Recorded data ▸
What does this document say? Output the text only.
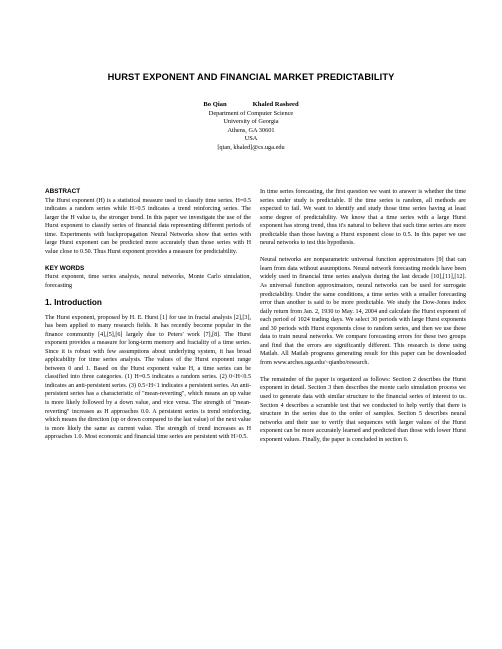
HURST EXPONENT AND FINANCIAL MARKET PREDICTABILITY
Bo Qian	Khaled Rasheed
Department of Computer Science
University of Georgia
Athens, GA 30601
USA
[qian, khaled]@cs.uga.edu
ABSTRACT

The Hurst exponent (H) is a statistical measure used to classify time series. H=0.5 indicates a random series while H>0.5 indicates a trend reinforcing series. The larger the H value is, the stronger trend. In this paper we investigate the use of the Hurst exponent to classify series of financial data representing different periods of time. Experiments with backpropagation Neural Networks show that series with large Hurst exponent can be predicted more accurately than those series with H value close to 0.50. Thus Hurst exponent provides a measure for predictability.

KEY WORDS

Hurst exponent, time series analysis, neural networks, Monte Carlo simulation, forecasting

1. Introduction

The Hurst exponent, proposed by H. E. Hurst [1] for use in fractal analysis [2],[3], has been applied to many research fields. It has recently become popular in the finance community [4],[5],[6] largely due to Peters' work [7],[8]. The Hurst exponent provides a measure for long-term memory and fractality of a time series. Since it is robust with few assumptions about underlying system, it has broad applicability for time series analysis. The values of the Hurst exponent range between 0 and 1. Based on the Hurst exponent value H, a time series can be classified into three categories. (1) H=0.5 indicates a random series. (2) 0<H<0.5 indicates an anti-persistent series. (3) 0.5<H<1 indicates a persistent series. An anti-persistent series has a characteristic of "mean-reverting", which means an up value is more likely followed by a down value, and vice versa. The strength of "mean-reverting" increases as H approaches 0.0. A persistent series is trend reinforcing, which means the direction (up or down compared to the last value) of the next value is more likely the same as current value. The strength of trend increases as H approaches 1.0. Most economic and financial time series are persistent with H>0.5.

In time series forecasting, the first question we want to answer is whether the time series under study is predictable. If the time series is random, all methods are expected to fail. We want to identify and study those time series having at least some degree of predictability. We know that a time series with a large Hurst exponent has strong trend, thus it's natural to believe that such time series are more predictable than those having a Hurst exponent close to 0.5. In this paper we use neural networks to test this hypothesis.

Neural networks are nonparametric universal function approximators [9] that can learn from data without assumptions. Neural network forecasting models have been widely used in financial time series analysis during the last decade [10],[11],[12]. As universal function approximators, neural networks can be used for surrogate predictability. Under the same conditions, a time series with a smaller forecasting error than another is said to be more predictable. We study the Dow-Jones index daily return from Jan. 2, 1930 to May. 14, 2004 and calculate the Hurst exponent of each period of 1024 trading days. We select 30 periods with large Hurst exponents and 30 periods with Hurst exponents close to random series, and then we use these data to train neural networks. We compare forecasting errors for these two groups and find that the errors are significantly different. This research is done using Matlab. All Matlab programs generating result for this paper can be downloaded from www.arches.uga.edu/~qianbo/research.

The remainder of the paper is organized as follows: Section 2 describes the Hurst exponent in detail. Section 3 then describes the monte carlo simulation process we used to generate data with similar structure to the financial series of interest to us. Section 4 describes a scramble test that we conducted to help verify that there is structure in the series due to the order of samples. Section 5 describes neural networks and their use to verify that sequences with larger values of the Hurst exponent can be more accurately learned and predicted than those with lower Hurst exponent values. Finally, the paper is concluded in section 6.
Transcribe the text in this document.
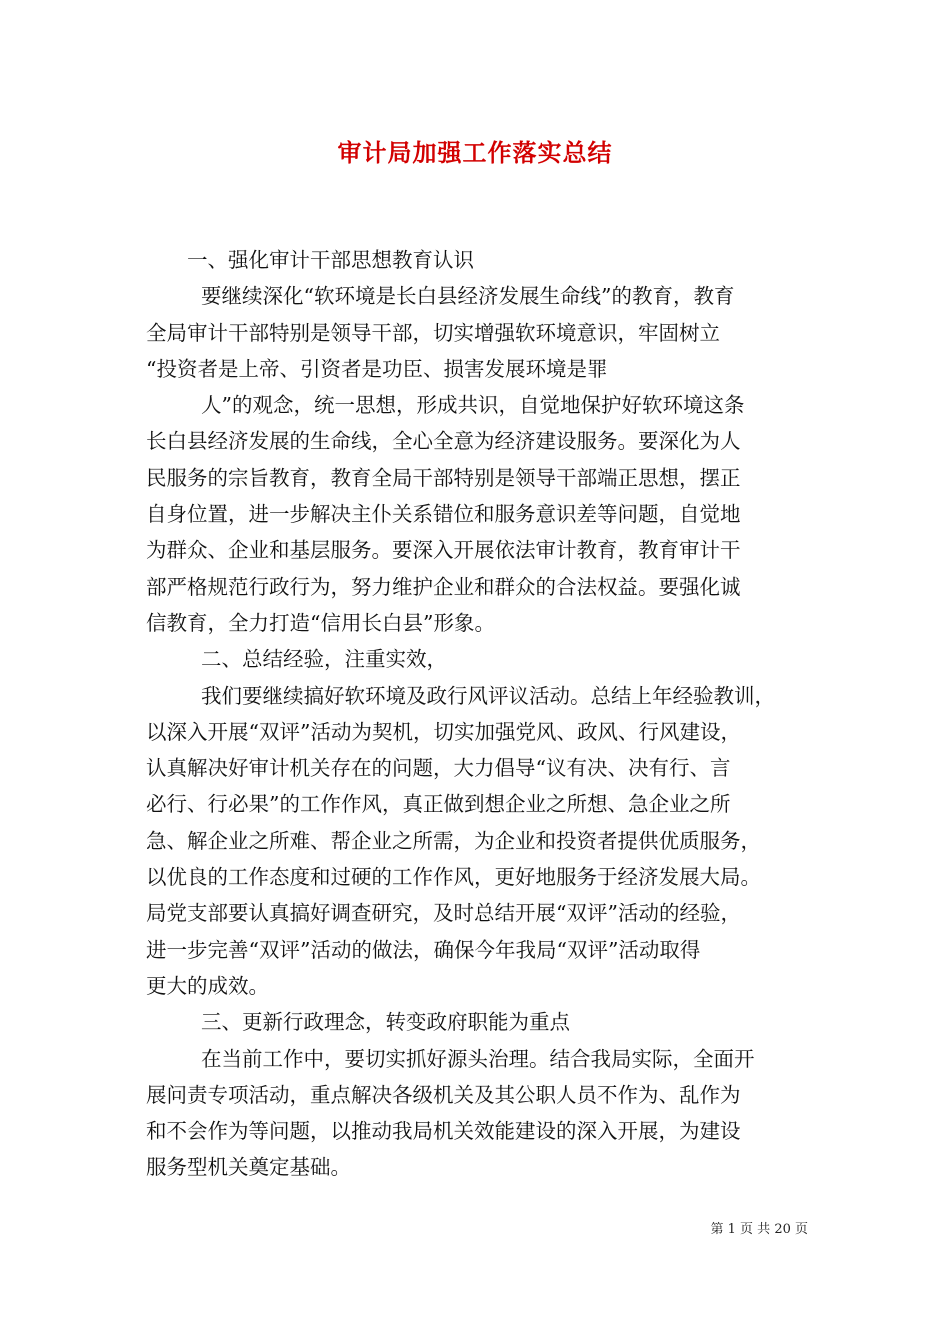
审计局加强工作落实总结
一、强化审计干部思想教育认识
要继续深化“软环境是长白县经济发展生命线”的教育，教育
全局审计干部特别是领导干部，切实增强软环境意识，牢固树立
“投资者是上帝、引资者是功臣、损害发展环境是罪
人”的观念，统一思想，形成共识，自觉地保护好软环境这条
长白县经济发展的生命线，全心全意为经济建设服务。要深化为人
民服务的宗旨教育，教育全局干部特别是领导干部端正思想，摆正
自身位置，进一步解决主仆关系错位和服务意识差等问题，自觉地
为群众、企业和基层服务。要深入开展依法审计教育，教育审计干
部严格规范行政行为，努力维护企业和群众的合法权益。要强化诚
信教育，全力打造“信用长白县”形象。
二、总结经验，注重实效，
我们要继续搞好软环境及政行风评议活动。总结上年经验教训，
以深入开展“双评”活动为契机，切实加强党风、政风、行风建设，
认真解决好审计机关存在的问题，大力倡导“议有决、决有行、言
必行、行必果”的工作作风，真正做到想企业之所想、急企业之所
急、解企业之所难、帮企业之所需，为企业和投资者提供优质服务，
以优良的工作态度和过硬的工作作风，更好地服务于经济发展大局。
局党支部要认真搞好调查研究，及时总结开展“双评”活动的经验，
进一步完善“双评”活动的做法，确保今年我局“双评”活动取得
更大的成效。
三、更新行政理念，转变政府职能为重点
在当前工作中，要切实抓好源头治理。结合我局实际，全面开
展问责专项活动，重点解决各级机关及其公职人员不作为、乱作为
和不会作为等问题，以推动我局机关效能建设的深入开展，为建设
服务型机关奠定基础。
第 1 页 共 20 页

Written instruction ▸
Write out, word for word, the line containing "Transcribe the text in this document." and each line after it to the end of the data, and nothing more. Drop the pictures.

Response to this task ▸
Transcribe the text in this document.
审计局加强工作落实总结
一、强化审计干部思想教育认识
要继续深化“软环境是长白县经济发展生命线”的教育，教育
全局审计干部特别是领导干部，切实增强软环境意识，牢固树立
“投资者是上帝、引资者是功臣、损害发展环境是罪
人”的观念，统一思想，形成共识，自觉地保护好软环境这条
长白县经济发展的生命线，全心全意为经济建设服务。要深化为人
民服务的宗旨教育，教育全局干部特别是领导干部端正思想，摆正
自身位置，进一步解决主仆关系错位和服务意识差等问题，自觉地
为群众、企业和基层服务。要深入开展依法审计教育，教育审计干
部严格规范行政行为，努力维护企业和群众的合法权益。要强化诚
信教育，全力打造“信用长白县”形象。
二、总结经验，注重实效，
我们要继续搞好软环境及政行风评议活动。总结上年经验教训，
以深入开展“双评”活动为契机，切实加强党风、政风、行风建设，
认真解决好审计机关存在的问题，大力倡导“议有决、决有行、言
必行、行必果”的工作作风，真正做到想企业之所想、急企业之所
急、解企业之所难、帮企业之所需，为企业和投资者提供优质服务，
以优良的工作态度和过硬的工作作风，更好地服务于经济发展大局。
局党支部要认真搞好调查研究，及时总结开展“双评”活动的经验，
进一步完善“双评”活动的做法，确保今年我局“双评”活动取得
更大的成效。
三、更新行政理念，转变政府职能为重点
在当前工作中，要切实抓好源头治理。结合我局实际，全面开
展问责专项活动，重点解决各级机关及其公职人员不作为、乱作为
和不会作为等问题，以推动我局机关效能建设的深入开展，为建设
服务型机关奠定基础。
第 1 页 共 20 页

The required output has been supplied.